→ Exercise description
Copy out, unchanged, the rows that start at the line containing "Detect and localize" and end at the line containing "cell-tax-reg-num[interactable]: TE10002 [304, 106, 357, 123]", including both of those lines.

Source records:

▬▬▬▬▬▬

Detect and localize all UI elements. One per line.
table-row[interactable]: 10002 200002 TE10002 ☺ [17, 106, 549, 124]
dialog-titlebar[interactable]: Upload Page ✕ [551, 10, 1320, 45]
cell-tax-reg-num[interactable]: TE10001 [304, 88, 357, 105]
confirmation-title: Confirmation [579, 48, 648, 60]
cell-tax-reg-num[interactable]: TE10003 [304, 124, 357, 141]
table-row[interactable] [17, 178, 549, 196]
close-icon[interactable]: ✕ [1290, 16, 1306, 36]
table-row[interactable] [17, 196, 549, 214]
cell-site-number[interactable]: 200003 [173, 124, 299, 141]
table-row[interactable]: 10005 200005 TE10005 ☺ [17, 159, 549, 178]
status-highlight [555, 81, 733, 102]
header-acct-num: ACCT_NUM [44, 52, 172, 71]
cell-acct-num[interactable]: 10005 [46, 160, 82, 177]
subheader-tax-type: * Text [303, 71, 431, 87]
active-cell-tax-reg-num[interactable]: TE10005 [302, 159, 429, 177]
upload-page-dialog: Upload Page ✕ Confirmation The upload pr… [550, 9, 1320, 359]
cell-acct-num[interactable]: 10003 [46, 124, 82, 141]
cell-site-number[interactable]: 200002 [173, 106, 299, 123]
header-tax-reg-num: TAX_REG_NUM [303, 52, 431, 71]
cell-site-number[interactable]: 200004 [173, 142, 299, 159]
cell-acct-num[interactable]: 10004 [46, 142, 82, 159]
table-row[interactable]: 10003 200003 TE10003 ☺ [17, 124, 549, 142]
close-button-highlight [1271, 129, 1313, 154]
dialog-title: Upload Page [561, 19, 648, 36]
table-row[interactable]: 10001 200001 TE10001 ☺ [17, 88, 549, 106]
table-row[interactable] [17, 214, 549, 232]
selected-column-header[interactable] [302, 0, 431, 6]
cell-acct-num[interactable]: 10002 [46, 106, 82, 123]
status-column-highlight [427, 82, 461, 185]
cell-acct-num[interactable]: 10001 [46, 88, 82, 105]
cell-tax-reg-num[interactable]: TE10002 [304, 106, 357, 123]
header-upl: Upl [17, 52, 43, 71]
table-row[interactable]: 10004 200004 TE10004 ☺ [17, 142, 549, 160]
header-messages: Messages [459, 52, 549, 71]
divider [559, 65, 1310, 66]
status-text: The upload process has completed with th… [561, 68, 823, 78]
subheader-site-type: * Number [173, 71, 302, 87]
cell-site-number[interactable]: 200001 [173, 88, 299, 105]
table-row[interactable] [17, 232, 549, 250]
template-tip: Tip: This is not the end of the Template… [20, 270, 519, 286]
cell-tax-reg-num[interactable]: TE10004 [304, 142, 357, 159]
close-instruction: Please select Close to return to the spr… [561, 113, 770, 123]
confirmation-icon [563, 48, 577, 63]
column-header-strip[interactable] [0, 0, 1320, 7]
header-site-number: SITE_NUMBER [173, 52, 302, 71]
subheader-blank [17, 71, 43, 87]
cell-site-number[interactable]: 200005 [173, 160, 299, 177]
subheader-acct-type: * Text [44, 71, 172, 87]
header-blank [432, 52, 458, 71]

▬▬▬▬▬▬

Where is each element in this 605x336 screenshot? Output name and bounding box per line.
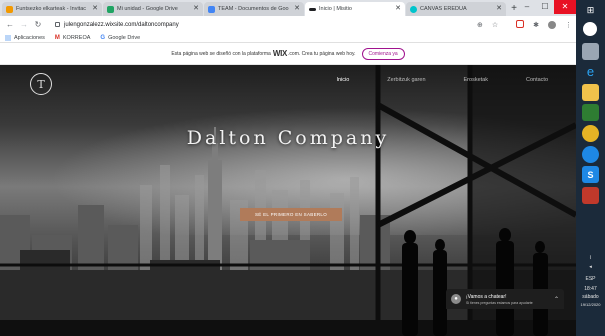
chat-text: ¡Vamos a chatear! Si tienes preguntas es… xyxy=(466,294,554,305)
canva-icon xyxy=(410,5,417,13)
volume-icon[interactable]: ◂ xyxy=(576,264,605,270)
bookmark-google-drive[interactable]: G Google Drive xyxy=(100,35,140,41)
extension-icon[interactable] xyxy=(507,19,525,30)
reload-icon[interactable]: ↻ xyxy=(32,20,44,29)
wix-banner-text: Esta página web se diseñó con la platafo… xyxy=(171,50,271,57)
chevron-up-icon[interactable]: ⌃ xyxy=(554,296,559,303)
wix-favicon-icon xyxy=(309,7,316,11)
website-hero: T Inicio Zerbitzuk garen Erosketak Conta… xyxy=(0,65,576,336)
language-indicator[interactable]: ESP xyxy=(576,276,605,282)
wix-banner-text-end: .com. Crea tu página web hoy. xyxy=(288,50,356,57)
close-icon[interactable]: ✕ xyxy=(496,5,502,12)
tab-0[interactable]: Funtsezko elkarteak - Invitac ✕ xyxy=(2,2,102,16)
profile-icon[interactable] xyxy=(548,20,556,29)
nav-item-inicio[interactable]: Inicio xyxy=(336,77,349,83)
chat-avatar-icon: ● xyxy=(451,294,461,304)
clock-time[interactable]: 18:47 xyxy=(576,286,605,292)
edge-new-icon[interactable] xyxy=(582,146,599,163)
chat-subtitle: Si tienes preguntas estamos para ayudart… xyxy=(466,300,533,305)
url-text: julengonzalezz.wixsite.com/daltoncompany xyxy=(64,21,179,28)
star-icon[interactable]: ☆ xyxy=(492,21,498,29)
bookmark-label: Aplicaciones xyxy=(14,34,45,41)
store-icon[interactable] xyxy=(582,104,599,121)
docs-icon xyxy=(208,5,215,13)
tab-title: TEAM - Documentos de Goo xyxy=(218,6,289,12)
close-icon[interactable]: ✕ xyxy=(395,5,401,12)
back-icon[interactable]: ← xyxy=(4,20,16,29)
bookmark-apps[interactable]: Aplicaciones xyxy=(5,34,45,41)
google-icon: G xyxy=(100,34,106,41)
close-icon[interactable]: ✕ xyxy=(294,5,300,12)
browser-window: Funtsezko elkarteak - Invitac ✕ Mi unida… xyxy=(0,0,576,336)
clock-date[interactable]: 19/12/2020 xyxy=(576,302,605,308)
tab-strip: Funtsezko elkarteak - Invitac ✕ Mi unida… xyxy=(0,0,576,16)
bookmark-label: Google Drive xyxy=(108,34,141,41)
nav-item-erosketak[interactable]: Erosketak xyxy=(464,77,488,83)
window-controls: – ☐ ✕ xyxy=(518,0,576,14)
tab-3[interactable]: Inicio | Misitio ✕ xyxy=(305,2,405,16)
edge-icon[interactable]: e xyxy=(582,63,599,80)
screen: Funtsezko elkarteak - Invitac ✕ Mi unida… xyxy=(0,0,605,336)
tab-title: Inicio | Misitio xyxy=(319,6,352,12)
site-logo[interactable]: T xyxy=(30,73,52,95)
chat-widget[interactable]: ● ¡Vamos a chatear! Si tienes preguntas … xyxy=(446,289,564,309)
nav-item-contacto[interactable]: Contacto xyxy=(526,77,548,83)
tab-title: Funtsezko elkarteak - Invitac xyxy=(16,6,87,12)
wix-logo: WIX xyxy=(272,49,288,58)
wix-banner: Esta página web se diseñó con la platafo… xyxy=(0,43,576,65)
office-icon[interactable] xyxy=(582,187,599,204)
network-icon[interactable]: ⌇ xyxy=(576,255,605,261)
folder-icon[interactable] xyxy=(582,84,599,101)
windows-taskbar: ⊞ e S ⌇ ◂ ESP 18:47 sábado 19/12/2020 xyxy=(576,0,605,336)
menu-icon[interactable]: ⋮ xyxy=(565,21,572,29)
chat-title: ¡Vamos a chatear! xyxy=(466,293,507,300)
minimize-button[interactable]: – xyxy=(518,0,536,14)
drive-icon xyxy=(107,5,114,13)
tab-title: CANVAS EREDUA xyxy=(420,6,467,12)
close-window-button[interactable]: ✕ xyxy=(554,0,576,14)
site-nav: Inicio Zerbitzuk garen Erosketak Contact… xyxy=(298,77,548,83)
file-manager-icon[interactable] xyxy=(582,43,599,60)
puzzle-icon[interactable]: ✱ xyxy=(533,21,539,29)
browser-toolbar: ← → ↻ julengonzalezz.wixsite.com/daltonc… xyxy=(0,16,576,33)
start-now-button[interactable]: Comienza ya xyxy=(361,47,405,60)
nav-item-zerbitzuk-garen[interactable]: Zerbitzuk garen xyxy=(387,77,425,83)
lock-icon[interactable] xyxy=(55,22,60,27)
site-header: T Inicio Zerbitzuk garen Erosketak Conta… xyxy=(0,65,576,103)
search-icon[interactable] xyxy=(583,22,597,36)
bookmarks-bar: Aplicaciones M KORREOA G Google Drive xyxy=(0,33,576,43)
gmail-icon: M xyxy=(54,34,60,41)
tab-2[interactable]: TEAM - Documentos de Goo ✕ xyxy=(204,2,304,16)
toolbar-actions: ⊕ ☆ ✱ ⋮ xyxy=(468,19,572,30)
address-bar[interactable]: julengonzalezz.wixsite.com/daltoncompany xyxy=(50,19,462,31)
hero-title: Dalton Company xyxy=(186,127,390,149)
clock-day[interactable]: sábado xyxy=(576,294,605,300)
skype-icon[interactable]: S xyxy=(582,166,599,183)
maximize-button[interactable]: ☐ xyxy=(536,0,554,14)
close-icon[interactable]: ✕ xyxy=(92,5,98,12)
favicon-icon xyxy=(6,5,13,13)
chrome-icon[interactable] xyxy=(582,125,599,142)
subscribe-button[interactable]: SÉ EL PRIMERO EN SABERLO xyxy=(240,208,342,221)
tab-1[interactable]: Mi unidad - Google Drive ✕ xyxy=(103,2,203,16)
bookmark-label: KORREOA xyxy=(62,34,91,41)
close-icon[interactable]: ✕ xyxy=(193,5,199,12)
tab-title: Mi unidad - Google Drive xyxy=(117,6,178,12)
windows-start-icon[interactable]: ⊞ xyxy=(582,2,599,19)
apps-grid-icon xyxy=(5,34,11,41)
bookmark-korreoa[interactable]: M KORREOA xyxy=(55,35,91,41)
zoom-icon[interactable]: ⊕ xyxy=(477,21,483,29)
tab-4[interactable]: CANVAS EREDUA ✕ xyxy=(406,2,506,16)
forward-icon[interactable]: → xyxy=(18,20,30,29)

▬▬▬▬▬▬

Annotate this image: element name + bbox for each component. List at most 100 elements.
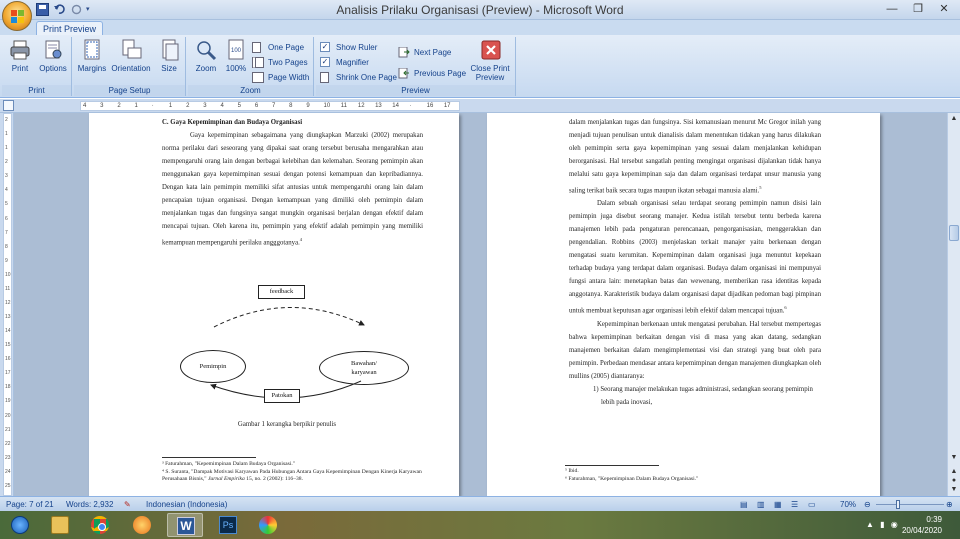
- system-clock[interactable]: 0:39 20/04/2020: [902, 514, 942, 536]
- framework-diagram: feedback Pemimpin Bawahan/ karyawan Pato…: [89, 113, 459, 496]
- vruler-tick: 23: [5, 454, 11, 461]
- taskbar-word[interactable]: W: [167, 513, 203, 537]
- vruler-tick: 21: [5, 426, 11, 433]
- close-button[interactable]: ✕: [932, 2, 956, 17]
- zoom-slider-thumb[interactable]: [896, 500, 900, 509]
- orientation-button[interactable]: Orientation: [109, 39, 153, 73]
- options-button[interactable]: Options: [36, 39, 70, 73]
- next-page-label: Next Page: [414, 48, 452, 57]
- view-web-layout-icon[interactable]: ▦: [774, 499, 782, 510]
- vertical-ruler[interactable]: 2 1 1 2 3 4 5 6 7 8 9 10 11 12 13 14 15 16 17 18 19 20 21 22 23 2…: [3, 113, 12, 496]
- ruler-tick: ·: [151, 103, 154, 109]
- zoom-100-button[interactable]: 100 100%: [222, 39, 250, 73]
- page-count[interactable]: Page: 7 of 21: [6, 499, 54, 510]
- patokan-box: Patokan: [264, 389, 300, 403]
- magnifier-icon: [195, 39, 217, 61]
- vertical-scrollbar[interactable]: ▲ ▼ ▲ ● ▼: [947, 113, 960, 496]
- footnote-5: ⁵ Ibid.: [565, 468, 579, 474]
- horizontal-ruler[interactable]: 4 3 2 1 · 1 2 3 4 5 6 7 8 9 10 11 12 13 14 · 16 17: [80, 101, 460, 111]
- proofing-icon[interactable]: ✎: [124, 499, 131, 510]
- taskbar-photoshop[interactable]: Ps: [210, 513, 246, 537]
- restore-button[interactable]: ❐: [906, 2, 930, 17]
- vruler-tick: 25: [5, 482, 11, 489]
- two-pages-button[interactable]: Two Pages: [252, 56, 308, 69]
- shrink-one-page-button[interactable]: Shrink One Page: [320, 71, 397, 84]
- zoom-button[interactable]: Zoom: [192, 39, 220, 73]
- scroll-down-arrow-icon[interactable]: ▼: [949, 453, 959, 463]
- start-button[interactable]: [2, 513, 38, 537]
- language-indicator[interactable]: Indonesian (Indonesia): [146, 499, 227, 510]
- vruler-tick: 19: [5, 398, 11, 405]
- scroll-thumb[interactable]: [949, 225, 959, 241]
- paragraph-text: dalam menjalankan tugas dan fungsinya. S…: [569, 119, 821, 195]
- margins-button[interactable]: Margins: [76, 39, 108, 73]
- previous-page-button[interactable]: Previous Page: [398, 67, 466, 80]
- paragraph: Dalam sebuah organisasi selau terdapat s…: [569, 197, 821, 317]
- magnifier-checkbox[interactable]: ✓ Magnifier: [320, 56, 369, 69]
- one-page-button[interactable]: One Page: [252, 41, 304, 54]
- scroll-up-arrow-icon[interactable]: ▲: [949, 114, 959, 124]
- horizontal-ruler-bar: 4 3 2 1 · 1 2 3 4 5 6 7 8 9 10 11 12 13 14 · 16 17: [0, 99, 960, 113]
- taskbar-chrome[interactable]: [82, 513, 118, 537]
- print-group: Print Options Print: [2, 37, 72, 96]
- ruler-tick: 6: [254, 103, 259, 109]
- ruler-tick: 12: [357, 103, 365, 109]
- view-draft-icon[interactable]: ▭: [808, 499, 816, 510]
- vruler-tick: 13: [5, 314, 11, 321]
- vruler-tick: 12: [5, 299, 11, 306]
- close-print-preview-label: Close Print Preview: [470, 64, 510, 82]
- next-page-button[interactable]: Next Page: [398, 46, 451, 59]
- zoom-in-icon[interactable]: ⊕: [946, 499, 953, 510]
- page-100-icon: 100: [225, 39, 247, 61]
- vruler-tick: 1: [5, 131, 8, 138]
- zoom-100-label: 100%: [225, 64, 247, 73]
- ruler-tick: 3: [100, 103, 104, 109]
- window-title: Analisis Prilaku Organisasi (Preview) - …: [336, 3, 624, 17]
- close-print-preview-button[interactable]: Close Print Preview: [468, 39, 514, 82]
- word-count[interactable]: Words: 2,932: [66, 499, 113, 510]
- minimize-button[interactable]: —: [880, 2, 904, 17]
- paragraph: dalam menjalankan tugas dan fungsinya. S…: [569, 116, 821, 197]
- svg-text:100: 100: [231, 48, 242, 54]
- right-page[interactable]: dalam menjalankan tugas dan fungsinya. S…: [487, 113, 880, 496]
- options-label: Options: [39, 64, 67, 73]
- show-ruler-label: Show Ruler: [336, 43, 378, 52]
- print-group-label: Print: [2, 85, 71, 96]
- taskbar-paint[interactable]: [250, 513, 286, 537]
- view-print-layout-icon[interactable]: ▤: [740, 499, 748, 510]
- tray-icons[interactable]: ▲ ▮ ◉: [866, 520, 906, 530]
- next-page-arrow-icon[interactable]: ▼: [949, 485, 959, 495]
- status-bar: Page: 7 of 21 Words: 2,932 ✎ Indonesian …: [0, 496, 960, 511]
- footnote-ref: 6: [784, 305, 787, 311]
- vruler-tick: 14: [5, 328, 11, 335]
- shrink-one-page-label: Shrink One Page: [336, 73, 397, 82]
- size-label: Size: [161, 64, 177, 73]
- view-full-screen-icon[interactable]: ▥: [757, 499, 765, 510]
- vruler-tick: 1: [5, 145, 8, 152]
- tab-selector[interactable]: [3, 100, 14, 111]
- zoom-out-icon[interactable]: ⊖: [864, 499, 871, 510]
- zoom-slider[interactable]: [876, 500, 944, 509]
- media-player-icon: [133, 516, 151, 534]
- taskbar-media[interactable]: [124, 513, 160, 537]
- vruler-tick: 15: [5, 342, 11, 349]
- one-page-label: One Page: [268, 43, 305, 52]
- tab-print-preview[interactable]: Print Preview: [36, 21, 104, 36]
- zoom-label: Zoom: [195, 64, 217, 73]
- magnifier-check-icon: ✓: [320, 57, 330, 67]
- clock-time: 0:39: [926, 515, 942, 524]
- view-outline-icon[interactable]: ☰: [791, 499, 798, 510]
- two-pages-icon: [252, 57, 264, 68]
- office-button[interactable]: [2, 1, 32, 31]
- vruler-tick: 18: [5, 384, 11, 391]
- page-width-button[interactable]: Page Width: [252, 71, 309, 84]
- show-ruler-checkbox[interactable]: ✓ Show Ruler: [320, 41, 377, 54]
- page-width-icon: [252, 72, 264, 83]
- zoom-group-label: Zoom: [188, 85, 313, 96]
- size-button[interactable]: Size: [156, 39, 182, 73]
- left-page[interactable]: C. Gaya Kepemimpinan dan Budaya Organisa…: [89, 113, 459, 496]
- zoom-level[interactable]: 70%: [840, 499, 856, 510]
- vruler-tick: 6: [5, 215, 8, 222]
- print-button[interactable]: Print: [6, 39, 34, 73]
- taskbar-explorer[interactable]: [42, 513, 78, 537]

▬▬▬▬▬▬

→ Response below
Detect and localize all UI elements. One per line.
table-row[interactable]: 10002 200002 TE10002 ☺ [17, 106, 549, 124]
dialog-titlebar[interactable]: Upload Page ✕ [551, 10, 1320, 45]
cell-tax-reg-num[interactable]: TE10001 [304, 88, 357, 105]
confirmation-title: Confirmation [579, 48, 648, 60]
cell-tax-reg-num[interactable]: TE10003 [304, 124, 357, 141]
table-row[interactable] [17, 178, 549, 196]
close-icon[interactable]: ✕ [1290, 16, 1306, 36]
table-row[interactable] [17, 196, 549, 214]
cell-site-number[interactable]: 200003 [173, 124, 299, 141]
table-row[interactable]: 10005 200005 TE10005 ☺ [17, 159, 549, 178]
status-highlight [555, 81, 733, 102]
header-acct-num: ACCT_NUM [44, 52, 172, 71]
cell-acct-num[interactable]: 10005 [46, 160, 82, 177]
subheader-tax-type: * Text [303, 71, 431, 87]
active-cell-tax-reg-num[interactable]: TE10005 [302, 159, 429, 177]
upload-page-dialog: Upload Page ✕ Confirmation The upload pr… [550, 9, 1320, 359]
cell-acct-num[interactable]: 10003 [46, 124, 82, 141]
cell-site-number[interactable]: 200002 [173, 106, 299, 123]
header-tax-reg-num: TAX_REG_NUM [303, 52, 431, 71]
cell-site-number[interactable]: 200004 [173, 142, 299, 159]
cell-acct-num[interactable]: 10004 [46, 142, 82, 159]
table-row[interactable]: 10003 200003 TE10003 ☺ [17, 124, 549, 142]
close-button-highlight [1271, 129, 1313, 154]
dialog-title: Upload Page [561, 19, 648, 36]
table-row[interactable]: 10001 200001 TE10001 ☺ [17, 88, 549, 106]
table-row[interactable] [17, 214, 549, 232]
selected-column-header[interactable] [302, 0, 431, 6]
cell-acct-num[interactable]: 10002 [46, 106, 82, 123]
status-column-highlight [427, 82, 461, 185]
cell-acct-num[interactable]: 10001 [46, 88, 82, 105]
cell-tax-reg-num[interactable]: TE10002 [304, 106, 357, 123]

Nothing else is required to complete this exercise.